**Exercise objective**.
The data must be written out once more, precisely as given.

**Input**.
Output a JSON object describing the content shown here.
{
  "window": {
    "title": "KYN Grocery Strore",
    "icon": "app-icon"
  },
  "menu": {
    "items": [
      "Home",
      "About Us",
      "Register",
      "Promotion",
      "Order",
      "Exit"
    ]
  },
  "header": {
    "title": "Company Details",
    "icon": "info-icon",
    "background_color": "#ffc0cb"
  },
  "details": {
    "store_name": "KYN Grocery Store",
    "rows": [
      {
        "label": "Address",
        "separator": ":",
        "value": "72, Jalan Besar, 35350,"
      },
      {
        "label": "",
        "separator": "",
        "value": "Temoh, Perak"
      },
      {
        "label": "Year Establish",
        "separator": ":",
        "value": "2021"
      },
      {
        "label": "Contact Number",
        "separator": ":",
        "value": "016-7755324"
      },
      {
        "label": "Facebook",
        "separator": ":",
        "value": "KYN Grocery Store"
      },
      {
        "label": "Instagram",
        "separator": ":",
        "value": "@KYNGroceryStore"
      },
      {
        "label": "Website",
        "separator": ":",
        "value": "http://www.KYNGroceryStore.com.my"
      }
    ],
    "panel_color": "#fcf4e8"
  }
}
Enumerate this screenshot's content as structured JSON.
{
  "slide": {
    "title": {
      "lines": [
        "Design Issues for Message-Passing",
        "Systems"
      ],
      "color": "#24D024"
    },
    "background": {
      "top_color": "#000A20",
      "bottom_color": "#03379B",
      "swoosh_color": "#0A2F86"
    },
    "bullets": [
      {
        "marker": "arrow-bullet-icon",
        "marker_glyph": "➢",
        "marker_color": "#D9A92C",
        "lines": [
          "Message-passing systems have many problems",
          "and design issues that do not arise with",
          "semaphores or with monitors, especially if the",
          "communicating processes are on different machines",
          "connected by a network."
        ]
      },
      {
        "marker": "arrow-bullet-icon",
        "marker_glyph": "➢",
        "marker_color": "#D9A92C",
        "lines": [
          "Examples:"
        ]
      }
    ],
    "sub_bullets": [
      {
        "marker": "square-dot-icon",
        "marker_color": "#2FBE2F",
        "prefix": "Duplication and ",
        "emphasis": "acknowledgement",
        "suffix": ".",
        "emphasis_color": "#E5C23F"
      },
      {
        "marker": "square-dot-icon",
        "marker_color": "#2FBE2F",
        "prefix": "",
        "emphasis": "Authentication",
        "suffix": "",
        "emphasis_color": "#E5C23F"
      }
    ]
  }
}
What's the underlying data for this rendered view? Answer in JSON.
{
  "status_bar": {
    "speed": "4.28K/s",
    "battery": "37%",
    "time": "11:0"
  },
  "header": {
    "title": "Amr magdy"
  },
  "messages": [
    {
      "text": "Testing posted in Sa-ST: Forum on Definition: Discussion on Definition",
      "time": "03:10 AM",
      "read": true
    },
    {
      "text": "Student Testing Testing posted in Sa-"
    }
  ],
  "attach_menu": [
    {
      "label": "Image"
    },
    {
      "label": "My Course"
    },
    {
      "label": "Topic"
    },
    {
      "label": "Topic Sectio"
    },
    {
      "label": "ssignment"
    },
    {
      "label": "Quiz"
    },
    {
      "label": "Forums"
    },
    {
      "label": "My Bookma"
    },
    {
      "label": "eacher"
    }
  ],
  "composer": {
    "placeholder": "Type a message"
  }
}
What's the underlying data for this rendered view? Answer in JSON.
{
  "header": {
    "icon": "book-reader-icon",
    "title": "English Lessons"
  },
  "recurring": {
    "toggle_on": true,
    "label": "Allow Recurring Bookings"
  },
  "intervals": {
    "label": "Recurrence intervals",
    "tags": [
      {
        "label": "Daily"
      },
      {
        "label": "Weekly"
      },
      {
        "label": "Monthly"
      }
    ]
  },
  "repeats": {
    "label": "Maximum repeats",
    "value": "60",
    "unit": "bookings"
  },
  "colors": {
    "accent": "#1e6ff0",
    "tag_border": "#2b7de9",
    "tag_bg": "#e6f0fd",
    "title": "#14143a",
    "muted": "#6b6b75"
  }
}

**Problem solution**.
Output a JSON object describing the content shown here.
{
  "window": {
    "title": "KYN Grocery Strore",
    "icon": "app-icon"
  },
  "menu": {
    "items": [
      "Home",
      "About Us",
      "Register",
      "Promotion",
      "Order",
      "Exit"
    ]
  },
  "header": {
    "title": "Company Details",
    "icon": "info-icon",
    "background_color": "#ffc0cb"
  },
  "details": {
    "store_name": "KYN Grocery Store",
    "rows": [
      {
        "label": "Address",
        "separator": ":",
        "value": "72, Jalan Besar, 35350,"
      },
      {
        "label": "",
        "separator": "",
        "value": "Temoh, Perak"
      },
      {
        "label": "Year Establish",
        "separator": ":",
        "value": "2021"
      },
      {
        "label": "Contact Number",
        "separator": ":",
        "value": "016-7755324"
      },
      {
        "label": "Facebook",
        "separator": ":",
        "value": "KYN Grocery Store"
      },
      {
        "label": "Instagram",
        "separator": ":",
        "value": "@KYNGroceryStore"
      },
      {
        "label": "Website",
        "separator": ":",
        "value": "http://www.KYNGroceryStore.com.my"
      }
    ],
    "panel_color": "#fcf4e8"
  }
}
Enumerate this screenshot's content as structured JSON.
{
  "slide": {
    "title": {
      "lines": [
        "Design Issues for Message-Passing",
        "Systems"
      ],
      "color": "#24D024"
    },
    "background": {
      "top_color": "#000A20",
      "bottom_color": "#03379B",
      "swoosh_color": "#0A2F86"
    },
    "bullets": [
      {
        "marker": "arrow-bullet-icon",
        "marker_glyph": "➢",
        "marker_color": "#D9A92C",
        "lines": [
          "Message-passing systems have many problems",
          "and design issues that do not arise with",
          "semaphores or with monitors, especially if the",
          "communicating processes are on different machines",
          "connected by a network."
        ]
      },
      {
        "marker": "arrow-bullet-icon",
        "marker_glyph": "➢",
        "marker_color": "#D9A92C",
        "lines": [
          "Examples:"
        ]
      }
    ],
    "sub_bullets": [
      {
        "marker": "square-dot-icon",
        "marker_color": "#2FBE2F",
        "prefix": "Duplication and ",
        "emphasis": "acknowledgement",
        "suffix": ".",
        "emphasis_color": "#E5C23F"
      },
      {
        "marker": "square-dot-icon",
        "marker_color": "#2FBE2F",
        "prefix": "",
        "emphasis": "Authentication",
        "suffix": "",
        "emphasis_color": "#E5C23F"
      }
    ]
  }
}
What's the underlying data for this rendered view? Answer in JSON.
{
  "status_bar": {
    "speed": "4.28K/s",
    "battery": "37%",
    "time": "11:0"
  },
  "header": {
    "title": "Amr magdy"
  },
  "messages": [
    {
      "text": "Testing posted in Sa-ST: Forum on Definition: Discussion on Definition",
      "time": "03:10 AM",
      "read": true
    },
    {
      "text": "Student Testing Testing posted in Sa-"
    }
  ],
  "attach_menu": [
    {
      "label": "Image"
    },
    {
      "label": "My Course"
    },
    {
      "label": "Topic"
    },
    {
      "label": "Topic Sectio"
    },
    {
      "label": "ssignment"
    },
    {
      "label": "Quiz"
    },
    {
      "label": "Forums"
    },
    {
      "label": "My Bookma"
    },
    {
      "label": "eacher"
    }
  ],
  "composer": {
    "placeholder": "Type a message"
  }
}
What's the underlying data for this rendered view? Answer in JSON.
{
  "header": {
    "icon": "book-reader-icon",
    "title": "English Lessons"
  },
  "recurring": {
    "toggle_on": true,
    "label": "Allow Recurring Bookings"
  },
  "intervals": {
    "label": "Recurrence intervals",
    "tags": [
      {
        "label": "Daily"
      },
      {
        "label": "Weekly"
      },
      {
        "label": "Monthly"
      }
    ]
  },
  "repeats": {
    "label": "Maximum repeats",
    "value": "60",
    "unit": "bookings"
  },
  "colors": {
    "accent": "#1e6ff0",
    "tag_border": "#2b7de9",
    "tag_bg": "#e6f0fd",
    "title": "#14143a",
    "muted": "#6b6b75"
  }
}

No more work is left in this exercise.